Copy everything in the data below exactly except the pictures.

[Stored data entries]
——

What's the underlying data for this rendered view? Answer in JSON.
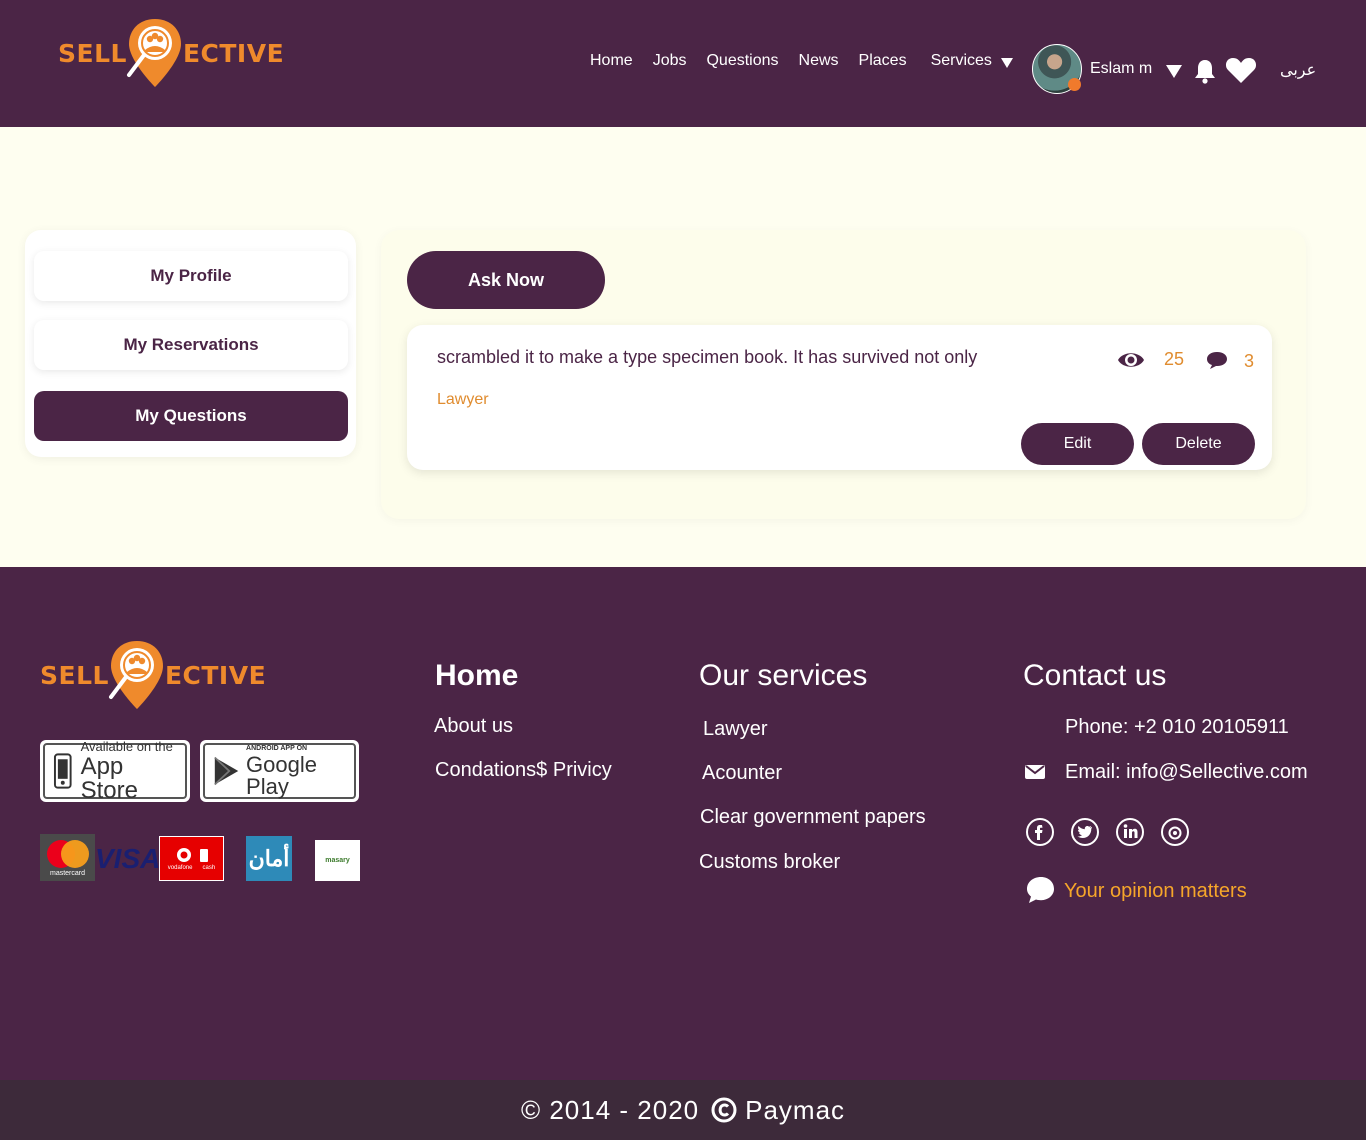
{
  "header": {
    "logo": {
      "left": "SELL",
      "right": "ECTIVE"
    },
    "nav": [
      "Home",
      "Jobs",
      "Questions",
      "News",
      "Places"
    ],
    "services_label": "Services",
    "user_name": "Eslam m",
    "language": "عربى"
  },
  "sidebar": {
    "items": [
      {
        "label": "My Profile"
      },
      {
        "label": "My Reservations"
      },
      {
        "label": "My Questions"
      }
    ]
  },
  "main": {
    "ask_button": "Ask Now",
    "question": {
      "text": "scrambled it to make a type specimen book. It has survived not only",
      "category": "Lawyer",
      "views": "25",
      "comments": "3",
      "edit_label": "Edit",
      "delete_label": "Delete"
    }
  },
  "footer": {
    "logo": {
      "left": "SELL",
      "right": "ECTIVE"
    },
    "stores": {
      "apple_top": "Available on the",
      "apple_main": "App Store",
      "google_top": "ANDROID APP ON",
      "google_main": "Google Play"
    },
    "payments": {
      "mastercard": "mastercard",
      "visa": "VISA",
      "vodafone": "vodafone",
      "vodafone_cash": "cash",
      "aman": "أمان",
      "masary": "masary"
    },
    "col_home": {
      "title": "Home",
      "links": [
        "About us",
        "Condations$ Privicy"
      ]
    },
    "col_services": {
      "title": "Our services",
      "links": [
        "Lawyer",
        "Acounter",
        "Clear government papers",
        "Customs broker"
      ]
    },
    "col_contact": {
      "title": "Contact us",
      "phone": "Phone: +2 010 20105911",
      "email": "Email: info@Sellective.com",
      "opinion": "Your opinion matters"
    },
    "copyright": "© 2014 - 2020",
    "brand": "Paymac"
  },
  "colors": {
    "brand_purple": "#4b2546",
    "brand_orange": "#ef8a2c",
    "page_bg": "#fefef0",
    "copyright_bg": "#3d2a3a"
  }
}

——

### RESPONSE TO THIS EXERCISE
What's the underlying data for this rendered view? Answer in JSON.
{
  "header": {
    "logo": {
      "left": "SELL",
      "right": "ECTIVE"
    },
    "nav": [
      "Home",
      "Jobs",
      "Questions",
      "News",
      "Places"
    ],
    "services_label": "Services",
    "user_name": "Eslam m",
    "language": "عربى"
  },
  "sidebar": {
    "items": [
      {
        "label": "My Profile"
      },
      {
        "label": "My Reservations"
      },
      {
        "label": "My Questions"
      }
    ]
  },
  "main": {
    "ask_button": "Ask Now",
    "question": {
      "text": "scrambled it to make a type specimen book. It has survived not only",
      "category": "Lawyer",
      "views": "25",
      "comments": "3",
      "edit_label": "Edit",
      "delete_label": "Delete"
    }
  },
  "footer": {
    "logo": {
      "left": "SELL",
      "right": "ECTIVE"
    },
    "stores": {
      "apple_top": "Available on the",
      "apple_main": "App Store",
      "google_top": "ANDROID APP ON",
      "google_main": "Google Play"
    },
    "payments": {
      "mastercard": "mastercard",
      "visa": "VISA",
      "vodafone": "vodafone",
      "vodafone_cash": "cash",
      "aman": "أمان",
      "masary": "masary"
    },
    "col_home": {
      "title": "Home",
      "links": [
        "About us",
        "Condations$ Privicy"
      ]
    },
    "col_services": {
      "title": "Our services",
      "links": [
        "Lawyer",
        "Acounter",
        "Clear government papers",
        "Customs broker"
      ]
    },
    "col_contact": {
      "title": "Contact us",
      "phone": "Phone: +2 010 20105911",
      "email": "Email: info@Sellective.com",
      "opinion": "Your opinion matters"
    },
    "copyright": "© 2014 - 2020",
    "brand": "Paymac"
  },
  "colors": {
    "brand_purple": "#4b2546",
    "brand_orange": "#ef8a2c",
    "page_bg": "#fefef0",
    "copyright_bg": "#3d2a3a"
  }
}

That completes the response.